§ **WRITTEN REQUEST**
Copy out the material below in full, but not its images.

((

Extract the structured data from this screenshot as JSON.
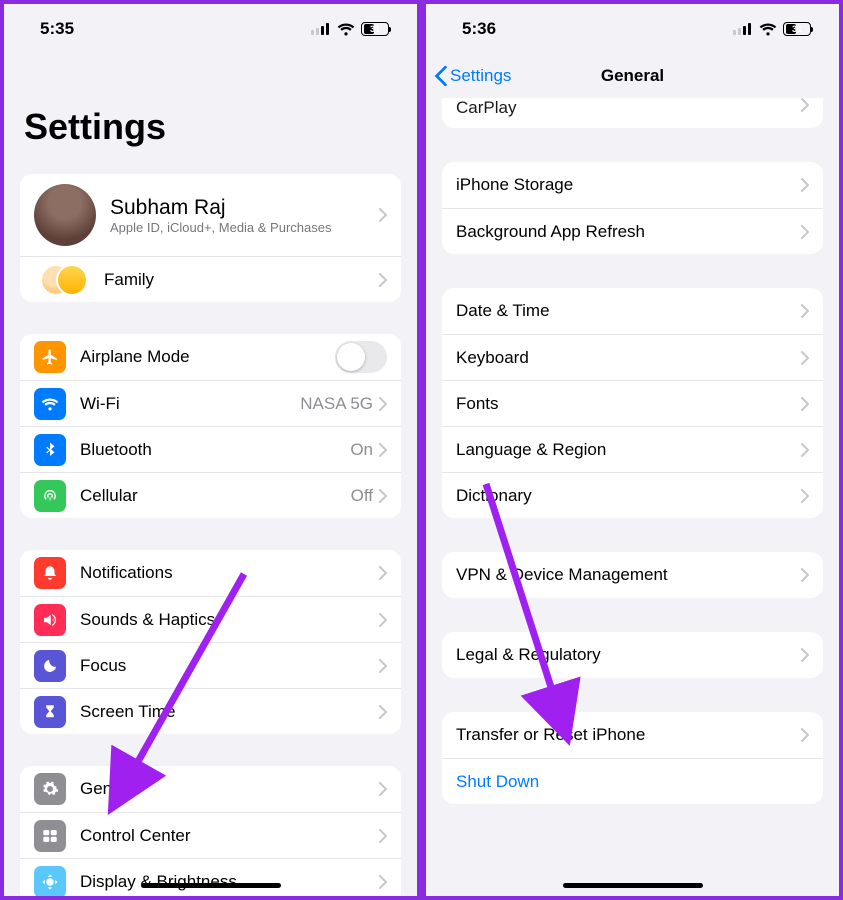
{
  "left": {
    "status_time": "5:35",
    "battery_pct": "31",
    "title": "Settings",
    "profile": {
      "name": "Subham Raj",
      "sub": "Apple ID, iCloud+, Media & Purchases"
    },
    "family_label": "Family",
    "rows_net": [
      {
        "label": "Airplane Mode",
        "toggle": true
      },
      {
        "label": "Wi-Fi",
        "detail": "NASA 5G"
      },
      {
        "label": "Bluetooth",
        "detail": "On"
      },
      {
        "label": "Cellular",
        "detail": "Off"
      }
    ],
    "rows_notif": [
      {
        "label": "Notifications"
      },
      {
        "label": "Sounds & Haptics"
      },
      {
        "label": "Focus"
      },
      {
        "label": "Screen Time"
      }
    ],
    "rows_gen": [
      {
        "label": "General"
      },
      {
        "label": "Control Center"
      },
      {
        "label": "Display & Brightness"
      }
    ]
  },
  "right": {
    "status_time": "5:36",
    "battery_pct": "31",
    "back_label": "Settings",
    "nav_title": "General",
    "partial_top": "CarPlay",
    "g1": [
      "iPhone Storage",
      "Background App Refresh"
    ],
    "g2": [
      "Date & Time",
      "Keyboard",
      "Fonts",
      "Language & Region",
      "Dictionary"
    ],
    "g3": [
      "VPN & Device Management"
    ],
    "g4": [
      "Legal & Regulatory"
    ],
    "g5_row": "Transfer or Reset iPhone",
    "g5_shutdown": "Shut Down"
  }
}
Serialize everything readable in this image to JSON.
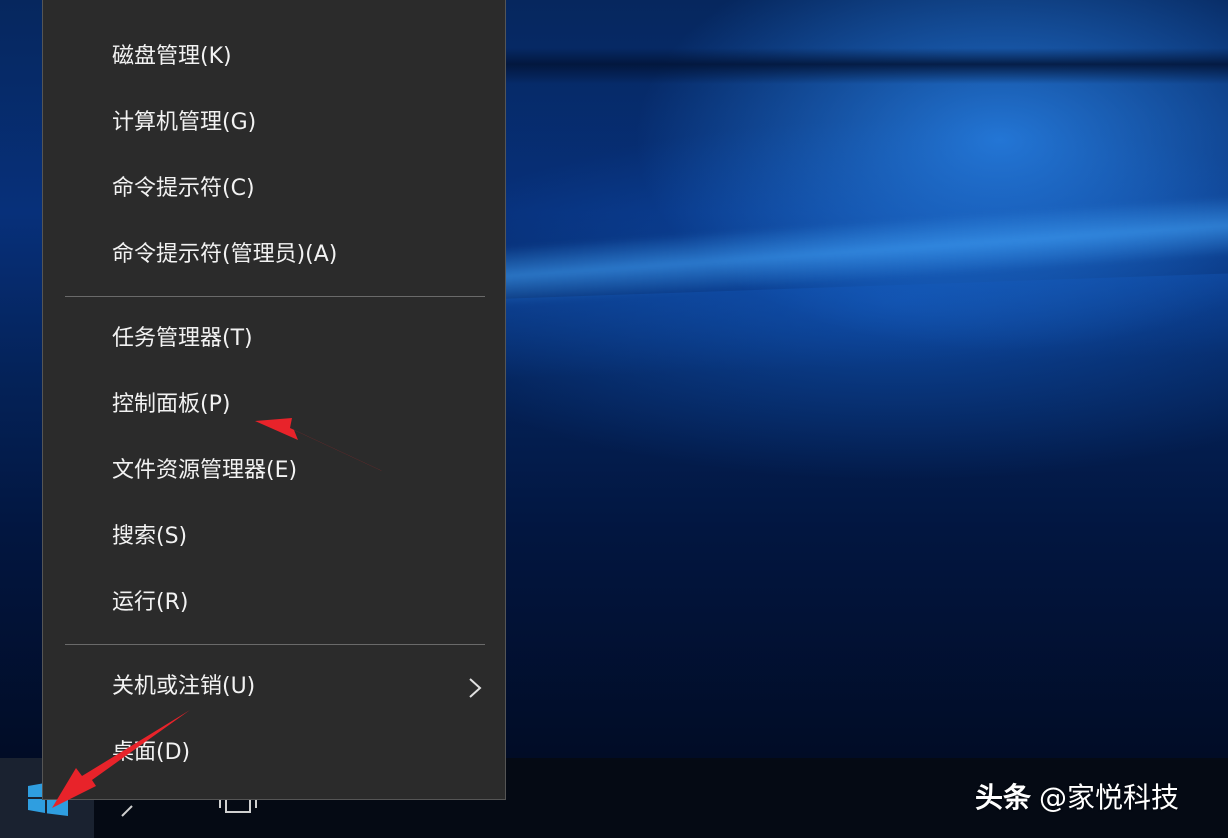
{
  "context_menu": {
    "items": [
      {
        "label": "磁盘管理(K)"
      },
      {
        "label": "计算机管理(G)"
      },
      {
        "label": "命令提示符(C)"
      },
      {
        "label": "命令提示符(管理员)(A)"
      },
      {
        "label": "任务管理器(T)"
      },
      {
        "label": "控制面板(P)"
      },
      {
        "label": "文件资源管理器(E)"
      },
      {
        "label": "搜索(S)"
      },
      {
        "label": "运行(R)"
      },
      {
        "label": "关机或注销(U)",
        "has_submenu": true
      },
      {
        "label": "桌面(D)"
      }
    ]
  },
  "watermark": {
    "brand": "头条",
    "account": "@家悦科技"
  },
  "colors": {
    "menu_background": "#2b2b2b",
    "menu_text": "#f2f2f2",
    "separator": "#6a6a6a",
    "annotation_arrow": "#e8232a",
    "windows_logo": "#2f9ee0",
    "taskbar": "#050a14"
  },
  "icons": {
    "start": "windows-logo-icon",
    "search": "search-icon",
    "task_view": "task-view-icon",
    "submenu": "chevron-right-icon"
  }
}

))

§ **SOLUTION FOR THIS EXERCISE**
Extract the structured data from this screenshot as JSON.
{
  "left": {
    "status_time": "5:35",
    "battery_pct": "31",
    "title": "Settings",
    "profile": {
      "name": "Subham Raj",
      "sub": "Apple ID, iCloud+, Media & Purchases"
    },
    "family_label": "Family",
    "rows_net": [
      {
        "label": "Airplane Mode",
        "toggle": true
      },
      {
        "label": "Wi-Fi",
        "detail": "NASA 5G"
      },
      {
        "label": "Bluetooth",
        "detail": "On"
      },
      {
        "label": "Cellular",
        "detail": "Off"
      }
    ],
    "rows_notif": [
      {
        "label": "Notifications"
      },
      {
        "label": "Sounds & Haptics"
      },
      {
        "label": "Focus"
      },
      {
        "label": "Screen Time"
      }
    ],
    "rows_gen": [
      {
        "label": "General"
      },
      {
        "label": "Control Center"
      },
      {
        "label": "Display & Brightness"
      }
    ]
  },
  "right": {
    "status_time": "5:36",
    "battery_pct": "31",
    "back_label": "Settings",
    "nav_title": "General",
    "partial_top": "CarPlay",
    "g1": [
      "iPhone Storage",
      "Background App Refresh"
    ],
    "g2": [
      "Date & Time",
      "Keyboard",
      "Fonts",
      "Language & Region",
      "Dictionary"
    ],
    "g3": [
      "VPN & Device Management"
    ],
    "g4": [
      "Legal & Regulatory"
    ],
    "g5_row": "Transfer or Reset iPhone",
    "g5_shutdown": "Shut Down"
  }
}
Serialize everything readable in this image to JSON.
{
  "context_menu": {
    "items": [
      {
        "label": "磁盘管理(K)"
      },
      {
        "label": "计算机管理(G)"
      },
      {
        "label": "命令提示符(C)"
      },
      {
        "label": "命令提示符(管理员)(A)"
      },
      {
        "label": "任务管理器(T)"
      },
      {
        "label": "控制面板(P)"
      },
      {
        "label": "文件资源管理器(E)"
      },
      {
        "label": "搜索(S)"
      },
      {
        "label": "运行(R)"
      },
      {
        "label": "关机或注销(U)",
        "has_submenu": true
      },
      {
        "label": "桌面(D)"
      }
    ]
  },
  "watermark": {
    "brand": "头条",
    "account": "@家悦科技"
  },
  "colors": {
    "menu_background": "#2b2b2b",
    "menu_text": "#f2f2f2",
    "separator": "#6a6a6a",
    "annotation_arrow": "#e8232a",
    "windows_logo": "#2f9ee0",
    "taskbar": "#050a14"
  },
  "icons": {
    "start": "windows-logo-icon",
    "search": "search-icon",
    "task_view": "task-view-icon",
    "submenu": "chevron-right-icon"
  }
}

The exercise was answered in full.